Brief >>
Every record should be repeated exactly, except that pictures are left out.
═══
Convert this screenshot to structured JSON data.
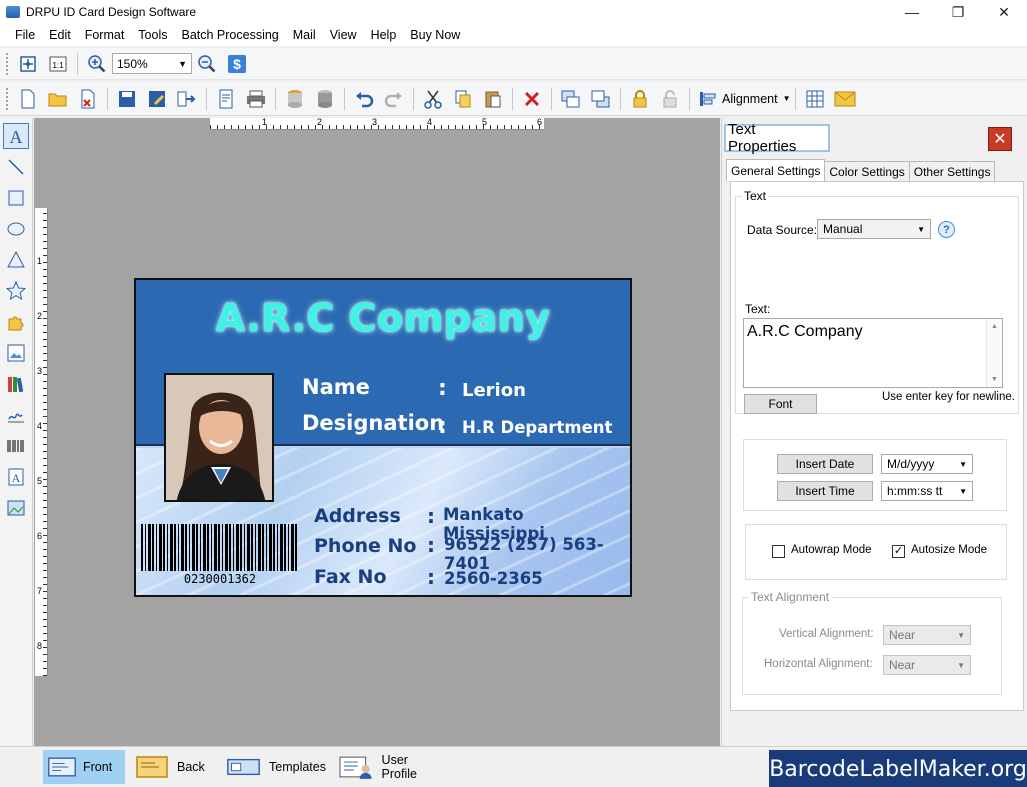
{
  "window": {
    "title": "DRPU ID Card Design Software"
  },
  "menu": [
    "File",
    "Edit",
    "Format",
    "Tools",
    "Batch Processing",
    "Mail",
    "View",
    "Help",
    "Buy Now"
  ],
  "toolbar": {
    "zoom_value": "150%",
    "alignment_label": "Alignment"
  },
  "ruler": {
    "h_marks": [
      "1",
      "2",
      "3",
      "4",
      "5",
      "6"
    ],
    "v_marks": [
      "1",
      "2",
      "3",
      "4",
      "5",
      "6",
      "7",
      "8"
    ]
  },
  "card": {
    "company": "A.R.C Company",
    "name_label": "Name",
    "name_colon": ":",
    "name_value": "Lerion",
    "designation_label": "Designation",
    "designation_colon": ":",
    "designation_value": "H.R Department",
    "address_label": "Address",
    "address_colon": ":",
    "address_value": "Mankato Mississippi",
    "phone_label": "Phone No",
    "phone_colon": ":",
    "phone_value": "96522 (257) 563-7401",
    "fax_label": "Fax No",
    "fax_colon": ":",
    "fax_value": "2560-2365",
    "barcode_number": "0230001362"
  },
  "panel": {
    "title": "Text Properties",
    "tabs": [
      "General Settings",
      "Color Settings",
      "Other Settings"
    ],
    "text_group_title": "Text",
    "data_source_label": "Data Source:",
    "data_source_value": "Manual",
    "help_symbol": "?",
    "text_label": "Text:",
    "text_value": "A.R.C Company",
    "font_button": "Font",
    "newline_hint": "Use enter key for newline.",
    "insert_date_button": "Insert Date",
    "date_format": "M/d/yyyy",
    "insert_time_button": "Insert Time",
    "time_format": "h:mm:ss tt",
    "autowrap_label": "Autowrap Mode",
    "autowrap_checked": false,
    "autosize_label": "Autosize Mode",
    "autosize_checked": true,
    "autosize_mark": "✓",
    "alignment_group_title": "Text Alignment",
    "vertical_alignment_label": "Vertical Alignment:",
    "vertical_alignment_value": "Near",
    "horizontal_alignment_label": "Horizontal  Alignment:",
    "horizontal_alignment_value": "Near"
  },
  "bottom": {
    "tabs": [
      "Front",
      "Back",
      "Templates",
      "User Profile"
    ],
    "brand": "BarcodeLabelMaker.org"
  },
  "colors": {
    "card_header": "#2b6ab2",
    "company_text": "#3ef2e4",
    "brand_bg": "#1a3b7a",
    "close_button": "#c73a24"
  }
}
═══
Response to the task >>
Convert this screenshot to structured JSON data.
{
  "window": {
    "title": "DRPU ID Card Design Software"
  },
  "menu": [
    "File",
    "Edit",
    "Format",
    "Tools",
    "Batch Processing",
    "Mail",
    "View",
    "Help",
    "Buy Now"
  ],
  "toolbar": {
    "zoom_value": "150%",
    "alignment_label": "Alignment"
  },
  "ruler": {
    "h_marks": [
      "1",
      "2",
      "3",
      "4",
      "5",
      "6"
    ],
    "v_marks": [
      "1",
      "2",
      "3",
      "4",
      "5",
      "6",
      "7",
      "8"
    ]
  },
  "card": {
    "company": "A.R.C Company",
    "name_label": "Name",
    "name_colon": ":",
    "name_value": "Lerion",
    "designation_label": "Designation",
    "designation_colon": ":",
    "designation_value": "H.R Department",
    "address_label": "Address",
    "address_colon": ":",
    "address_value": "Mankato Mississippi",
    "phone_label": "Phone No",
    "phone_colon": ":",
    "phone_value": "96522 (257) 563-7401",
    "fax_label": "Fax No",
    "fax_colon": ":",
    "fax_value": "2560-2365",
    "barcode_number": "0230001362"
  },
  "panel": {
    "title": "Text Properties",
    "tabs": [
      "General Settings",
      "Color Settings",
      "Other Settings"
    ],
    "text_group_title": "Text",
    "data_source_label": "Data Source:",
    "data_source_value": "Manual",
    "help_symbol": "?",
    "text_label": "Text:",
    "text_value": "A.R.C Company",
    "font_button": "Font",
    "newline_hint": "Use enter key for newline.",
    "insert_date_button": "Insert Date",
    "date_format": "M/d/yyyy",
    "insert_time_button": "Insert Time",
    "time_format": "h:mm:ss tt",
    "autowrap_label": "Autowrap Mode",
    "autowrap_checked": false,
    "autosize_label": "Autosize Mode",
    "autosize_checked": true,
    "autosize_mark": "✓",
    "alignment_group_title": "Text Alignment",
    "vertical_alignment_label": "Vertical Alignment:",
    "vertical_alignment_value": "Near",
    "horizontal_alignment_label": "Horizontal  Alignment:",
    "horizontal_alignment_value": "Near"
  },
  "bottom": {
    "tabs": [
      "Front",
      "Back",
      "Templates",
      "User Profile"
    ],
    "brand": "BarcodeLabelMaker.org"
  },
  "colors": {
    "card_header": "#2b6ab2",
    "company_text": "#3ef2e4",
    "brand_bg": "#1a3b7a",
    "close_button": "#c73a24"
  }
}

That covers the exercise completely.